— WHAT THE TASK ASKS —
Exact repetition is required: output every record in full.

::::::::::

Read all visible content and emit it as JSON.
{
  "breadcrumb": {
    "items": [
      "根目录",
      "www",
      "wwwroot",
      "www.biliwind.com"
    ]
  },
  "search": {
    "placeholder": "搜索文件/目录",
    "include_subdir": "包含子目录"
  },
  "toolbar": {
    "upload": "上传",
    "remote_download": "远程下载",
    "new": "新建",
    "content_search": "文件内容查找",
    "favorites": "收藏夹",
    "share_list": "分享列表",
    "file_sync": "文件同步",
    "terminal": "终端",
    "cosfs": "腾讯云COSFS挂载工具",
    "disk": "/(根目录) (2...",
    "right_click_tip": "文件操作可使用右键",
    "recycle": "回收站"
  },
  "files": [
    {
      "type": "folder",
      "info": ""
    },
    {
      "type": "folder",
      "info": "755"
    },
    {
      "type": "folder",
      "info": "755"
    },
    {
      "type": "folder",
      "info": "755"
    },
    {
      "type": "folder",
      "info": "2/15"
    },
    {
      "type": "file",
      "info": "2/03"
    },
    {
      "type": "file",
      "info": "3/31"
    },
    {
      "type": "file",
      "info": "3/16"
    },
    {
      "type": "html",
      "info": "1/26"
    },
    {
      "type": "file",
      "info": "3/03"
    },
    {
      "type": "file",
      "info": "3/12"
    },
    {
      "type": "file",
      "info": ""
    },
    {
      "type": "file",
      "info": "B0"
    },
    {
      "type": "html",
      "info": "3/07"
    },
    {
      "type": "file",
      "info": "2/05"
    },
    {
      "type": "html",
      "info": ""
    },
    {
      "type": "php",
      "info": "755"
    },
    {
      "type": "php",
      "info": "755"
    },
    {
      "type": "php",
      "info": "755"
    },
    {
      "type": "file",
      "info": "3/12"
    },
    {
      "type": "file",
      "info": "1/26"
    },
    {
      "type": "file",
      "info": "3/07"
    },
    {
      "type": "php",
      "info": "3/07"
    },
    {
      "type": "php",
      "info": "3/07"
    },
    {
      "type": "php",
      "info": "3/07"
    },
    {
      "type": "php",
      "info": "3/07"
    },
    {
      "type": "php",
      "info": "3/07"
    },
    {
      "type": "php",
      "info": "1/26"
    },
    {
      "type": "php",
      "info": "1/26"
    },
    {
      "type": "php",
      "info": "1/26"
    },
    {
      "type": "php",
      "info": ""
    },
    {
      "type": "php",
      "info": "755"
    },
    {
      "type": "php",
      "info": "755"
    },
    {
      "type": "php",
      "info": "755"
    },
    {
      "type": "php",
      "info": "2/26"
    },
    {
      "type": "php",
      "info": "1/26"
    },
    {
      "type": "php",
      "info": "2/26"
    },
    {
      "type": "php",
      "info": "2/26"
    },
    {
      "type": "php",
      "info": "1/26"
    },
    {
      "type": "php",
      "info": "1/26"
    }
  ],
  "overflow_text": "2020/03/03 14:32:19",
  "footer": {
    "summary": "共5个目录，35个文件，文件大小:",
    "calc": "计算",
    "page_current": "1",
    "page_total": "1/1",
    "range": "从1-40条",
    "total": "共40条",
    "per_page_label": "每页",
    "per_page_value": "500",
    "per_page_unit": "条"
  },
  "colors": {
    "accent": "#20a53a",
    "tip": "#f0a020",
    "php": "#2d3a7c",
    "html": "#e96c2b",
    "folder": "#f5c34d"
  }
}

::::::::::

— RESULT OF THE TASK —
Read all visible content and emit it as JSON.
{
  "breadcrumb": {
    "items": [
      "根目录",
      "www",
      "wwwroot",
      "www.biliwind.com"
    ]
  },
  "search": {
    "placeholder": "搜索文件/目录",
    "include_subdir": "包含子目录"
  },
  "toolbar": {
    "upload": "上传",
    "remote_download": "远程下载",
    "new": "新建",
    "content_search": "文件内容查找",
    "favorites": "收藏夹",
    "share_list": "分享列表",
    "file_sync": "文件同步",
    "terminal": "终端",
    "cosfs": "腾讯云COSFS挂载工具",
    "disk": "/(根目录) (2...",
    "right_click_tip": "文件操作可使用右键",
    "recycle": "回收站"
  },
  "files": [
    {
      "type": "folder",
      "info": ""
    },
    {
      "type": "folder",
      "info": "755"
    },
    {
      "type": "folder",
      "info": "755"
    },
    {
      "type": "folder",
      "info": "755"
    },
    {
      "type": "folder",
      "info": "2/15"
    },
    {
      "type": "file",
      "info": "2/03"
    },
    {
      "type": "file",
      "info": "3/31"
    },
    {
      "type": "file",
      "info": "3/16"
    },
    {
      "type": "html",
      "info": "1/26"
    },
    {
      "type": "file",
      "info": "3/03"
    },
    {
      "type": "file",
      "info": "3/12"
    },
    {
      "type": "file",
      "info": ""
    },
    {
      "type": "file",
      "info": "B0"
    },
    {
      "type": "html",
      "info": "3/07"
    },
    {
      "type": "file",
      "info": "2/05"
    },
    {
      "type": "html",
      "info": ""
    },
    {
      "type": "php",
      "info": "755"
    },
    {
      "type": "php",
      "info": "755"
    },
    {
      "type": "php",
      "info": "755"
    },
    {
      "type": "file",
      "info": "3/12"
    },
    {
      "type": "file",
      "info": "1/26"
    },
    {
      "type": "file",
      "info": "3/07"
    },
    {
      "type": "php",
      "info": "3/07"
    },
    {
      "type": "php",
      "info": "3/07"
    },
    {
      "type": "php",
      "info": "3/07"
    },
    {
      "type": "php",
      "info": "3/07"
    },
    {
      "type": "php",
      "info": "3/07"
    },
    {
      "type": "php",
      "info": "1/26"
    },
    {
      "type": "php",
      "info": "1/26"
    },
    {
      "type": "php",
      "info": "1/26"
    },
    {
      "type": "php",
      "info": ""
    },
    {
      "type": "php",
      "info": "755"
    },
    {
      "type": "php",
      "info": "755"
    },
    {
      "type": "php",
      "info": "755"
    },
    {
      "type": "php",
      "info": "2/26"
    },
    {
      "type": "php",
      "info": "1/26"
    },
    {
      "type": "php",
      "info": "2/26"
    },
    {
      "type": "php",
      "info": "2/26"
    },
    {
      "type": "php",
      "info": "1/26"
    },
    {
      "type": "php",
      "info": "1/26"
    }
  ],
  "overflow_text": "2020/03/03 14:32:19",
  "footer": {
    "summary": "共5个目录，35个文件，文件大小:",
    "calc": "计算",
    "page_current": "1",
    "page_total": "1/1",
    "range": "从1-40条",
    "total": "共40条",
    "per_page_label": "每页",
    "per_page_value": "500",
    "per_page_unit": "条"
  },
  "colors": {
    "accent": "#20a53a",
    "tip": "#f0a020",
    "php": "#2d3a7c",
    "html": "#e96c2b",
    "folder": "#f5c34d"
  }
}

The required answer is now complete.